**Task instructions:** Reading down the listing below, count the lines where the word "произведенных" shows up, then give only that count.

— BEGIN Stored data —

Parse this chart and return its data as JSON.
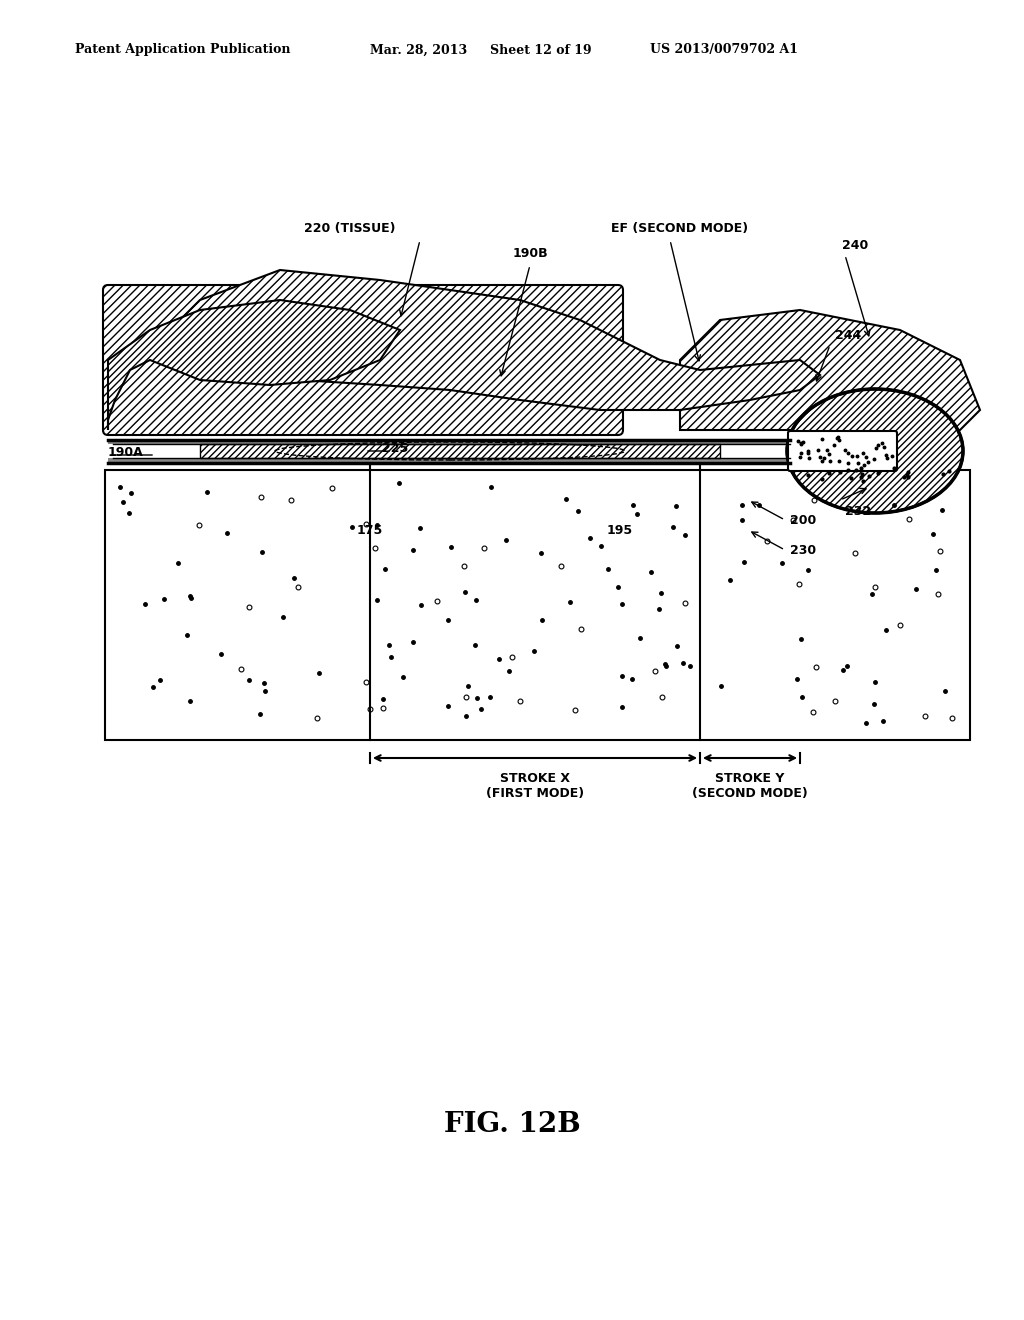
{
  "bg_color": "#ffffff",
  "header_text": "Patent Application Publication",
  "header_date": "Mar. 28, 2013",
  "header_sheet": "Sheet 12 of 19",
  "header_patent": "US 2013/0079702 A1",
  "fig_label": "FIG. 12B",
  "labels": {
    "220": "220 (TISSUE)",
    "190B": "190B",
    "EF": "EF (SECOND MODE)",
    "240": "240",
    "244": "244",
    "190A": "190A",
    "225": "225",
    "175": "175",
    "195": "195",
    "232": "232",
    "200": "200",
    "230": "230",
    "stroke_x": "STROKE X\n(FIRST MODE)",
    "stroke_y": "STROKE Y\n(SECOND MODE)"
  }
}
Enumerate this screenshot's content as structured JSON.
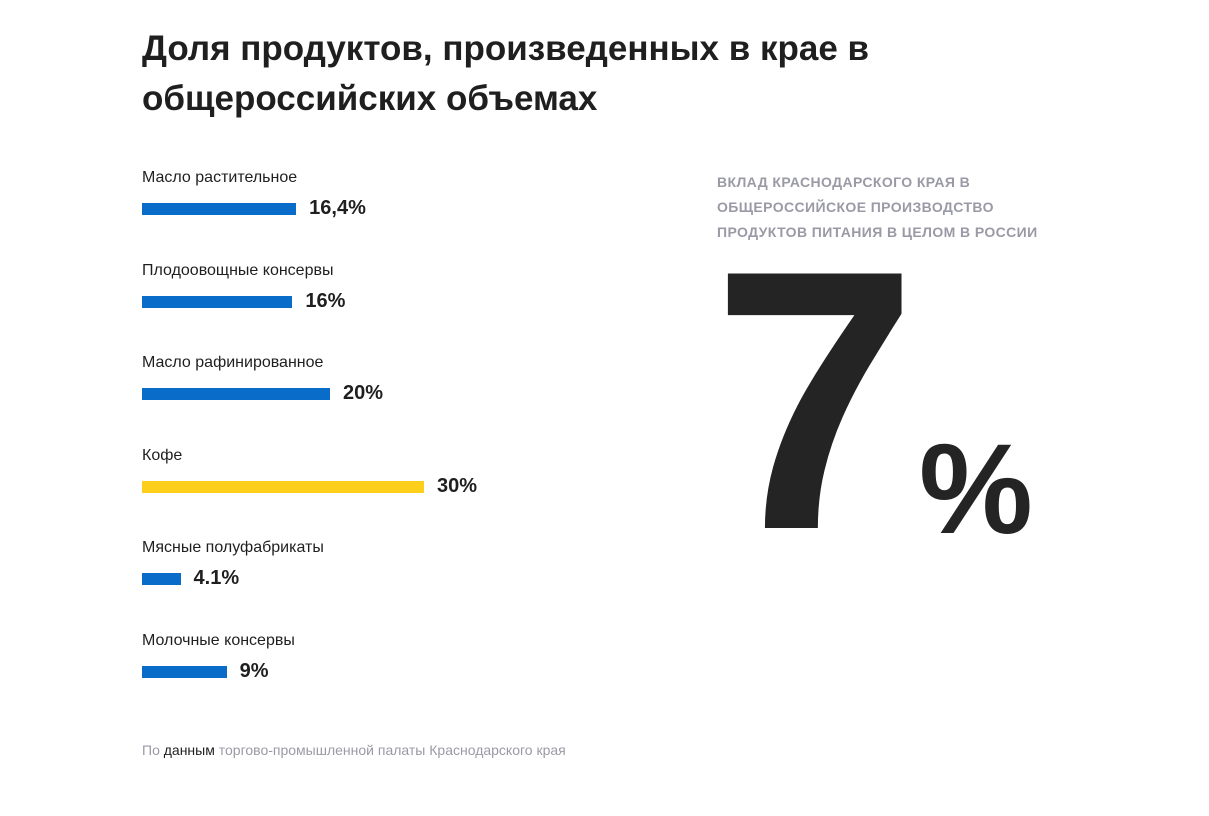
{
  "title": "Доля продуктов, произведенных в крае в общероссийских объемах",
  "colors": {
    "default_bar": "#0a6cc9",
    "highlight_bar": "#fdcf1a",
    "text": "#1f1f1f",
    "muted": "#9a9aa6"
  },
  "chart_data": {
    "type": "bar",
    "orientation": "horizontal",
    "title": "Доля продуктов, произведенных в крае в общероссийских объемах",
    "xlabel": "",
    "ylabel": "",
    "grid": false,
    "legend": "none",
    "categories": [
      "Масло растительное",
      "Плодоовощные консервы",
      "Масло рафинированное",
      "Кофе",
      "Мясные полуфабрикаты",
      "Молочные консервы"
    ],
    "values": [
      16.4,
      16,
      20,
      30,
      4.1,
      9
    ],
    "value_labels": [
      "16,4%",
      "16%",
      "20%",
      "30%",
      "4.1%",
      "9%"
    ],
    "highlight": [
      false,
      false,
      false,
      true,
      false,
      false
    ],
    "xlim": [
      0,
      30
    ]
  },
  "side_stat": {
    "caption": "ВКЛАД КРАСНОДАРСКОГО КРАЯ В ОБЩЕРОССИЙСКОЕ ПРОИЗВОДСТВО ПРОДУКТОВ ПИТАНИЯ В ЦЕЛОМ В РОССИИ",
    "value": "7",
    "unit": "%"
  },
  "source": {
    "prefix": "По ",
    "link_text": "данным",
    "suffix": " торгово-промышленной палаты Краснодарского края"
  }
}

— END Stored data —

**Response to the task:** 2